__Your instructions__: Filter the records for lines holding the string "Honda".

__Dataset entries__:
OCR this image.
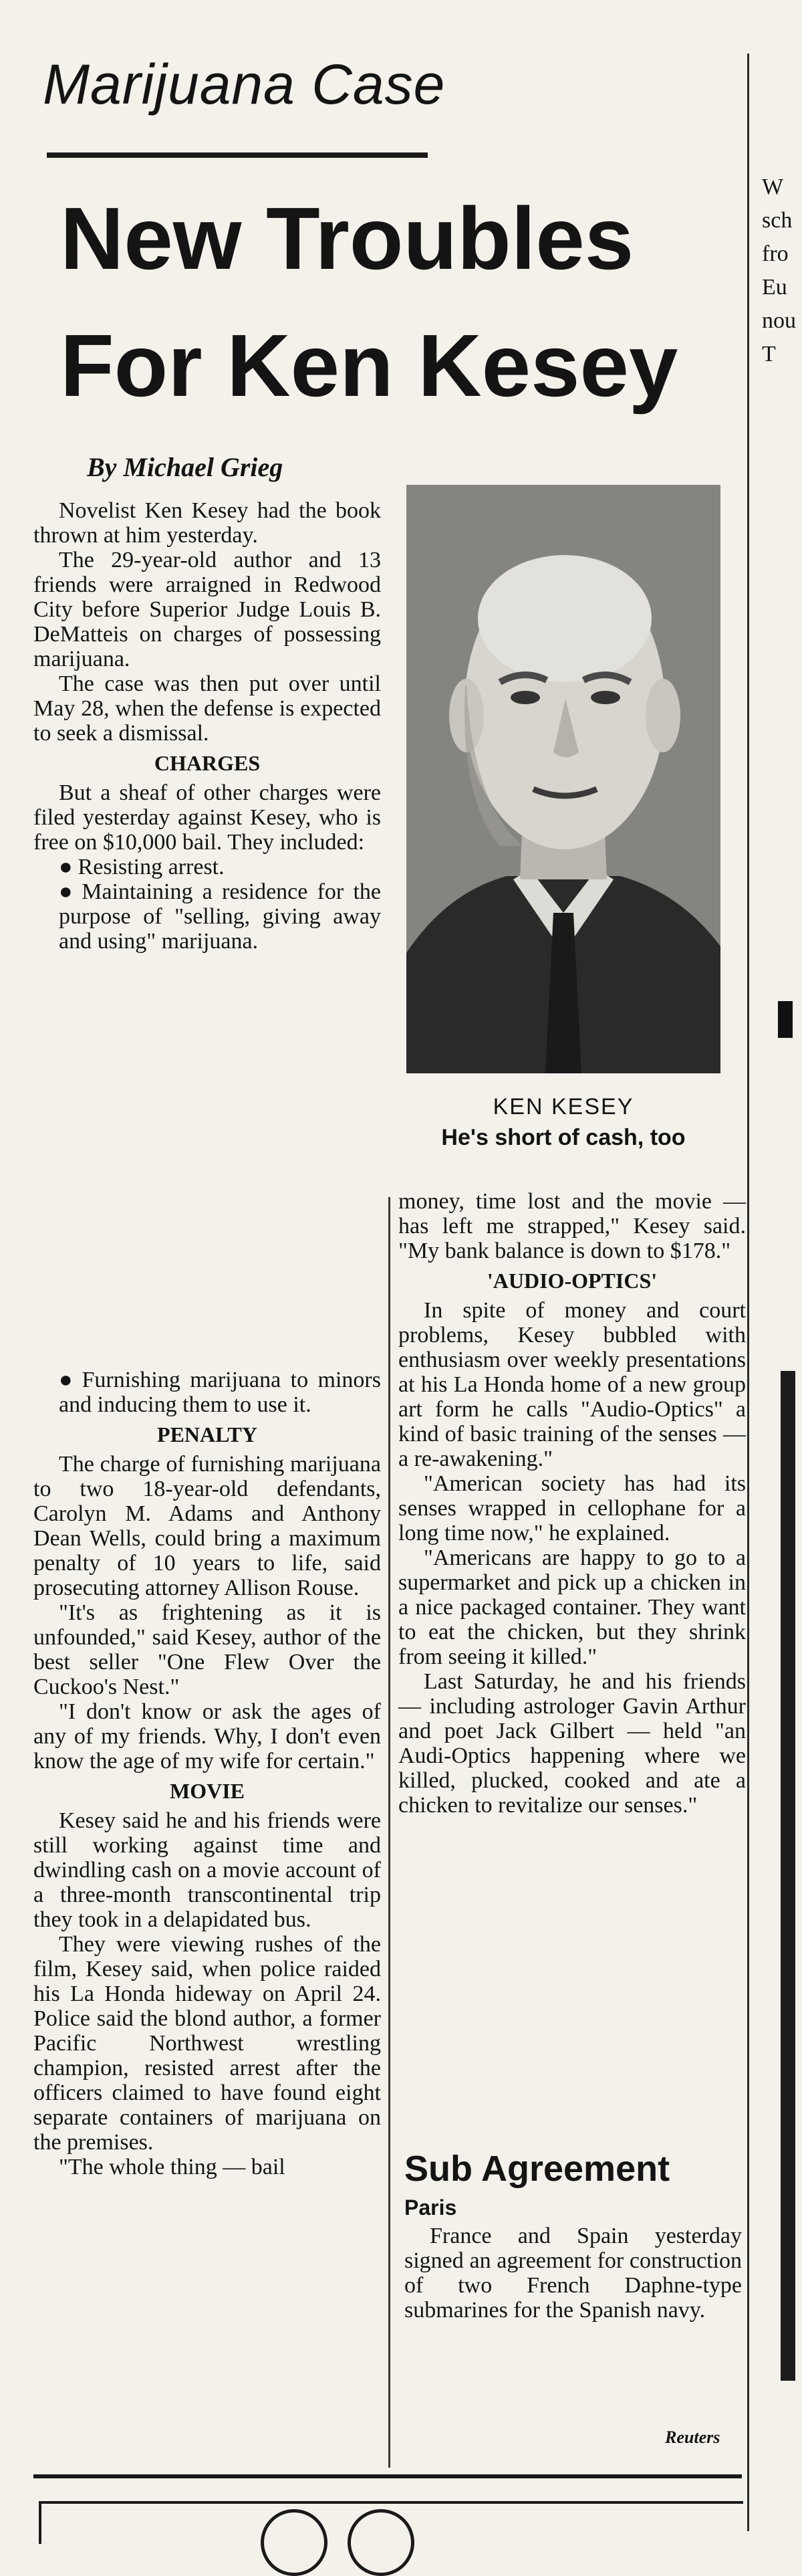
Marijuana Case
New Troubles
For Ken Kesey
By Michael Grieg

Novelist Ken Kesey had the book thrown at him yesterday.

The 29-year-old author and 13 friends were arraigned in Redwood City before Superior Judge Louis B. DeMatteis on charges of possessing marijuana.

The case was then put over until May 28, when the defense is expected to seek a dismissal.

CHARGES

But a sheaf of other charges were filed yesterday against Kesey, who is free on $10,000 bail. They included:

● Resisting arrest.

● Maintaining a residence for the purpose of "selling, giving away and using" marijuana.

● Furnishing marijuana to minors and inducing them to use it.

PENALTY

The charge of furnishing marijuana to two 18-year-old defendants, Carolyn M. Adams and Anthony Dean Wells, could bring a maximum penalty of 10 years to life, said prosecuting attorney Allison Rouse.

"It's as frightening as it is unfounded," said Kesey, author of the best seller "One Flew Over the Cuckoo's Nest."

"I don't know or ask the ages of any of my friends. Why, I don't even know the age of my wife for certain."

MOVIE

Kesey said he and his friends were still working against time and dwindling cash on a movie account of a three-month transcontinental trip they took in a delapidated bus.

They were viewing rushes of the film, Kesey said, when police raided his La Honda hideway on April 24. Police said the blond author, a former Pacific Northwest wrestling champion, resisted arrest after the officers claimed to have found eight separate containers of marijuana on the premises.

"The whole thing — bail

KEN KESEY
He's short of cash, too

money, time lost and the movie — has left me strapped," Kesey said. "My bank balance is down to $178."

'AUDIO-OPTICS'

In spite of money and court problems, Kesey bubbled with enthusiasm over weekly presentations at his La Honda home of a new group art form he calls "Audio-Optics" a kind of basic training of the senses — a re-awakening."

"American society has had its senses wrapped in cellophane for a long time now," he explained.

"Americans are happy to go to a supermarket and pick up a chicken in a nice packaged container. They want to eat the chicken, but they shrink from seeing it killed."

Last Saturday, he and his friends — including astrologer Gavin Arthur and poet Jack Gilbert — held "an Audi-Optics happening where we killed, plucked, cooked and ate a chicken to revitalize our senses."

Sub Agreement
Paris

France and Spain yesterday signed an agreement for construction of two French Daphne-type submarines for the Spanish navy.

Reuters
W
sch
fro
Eu
nou
T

__Solution below__:
They were viewing rushes of the film, Kesey said, when police raided his La Honda hideway on April 24. Police said the blond author, a former Pacific Northwest wrestling champion, resisted arrest after the officers claimed to have found eight separate containers of marijuana on the premises.
In spite of money and court problems, Kesey bubbled with enthusiasm over weekly presentations at his La Honda home of a new group art form he calls "Audio-Optics" a kind of basic training of the senses — a re-awakening."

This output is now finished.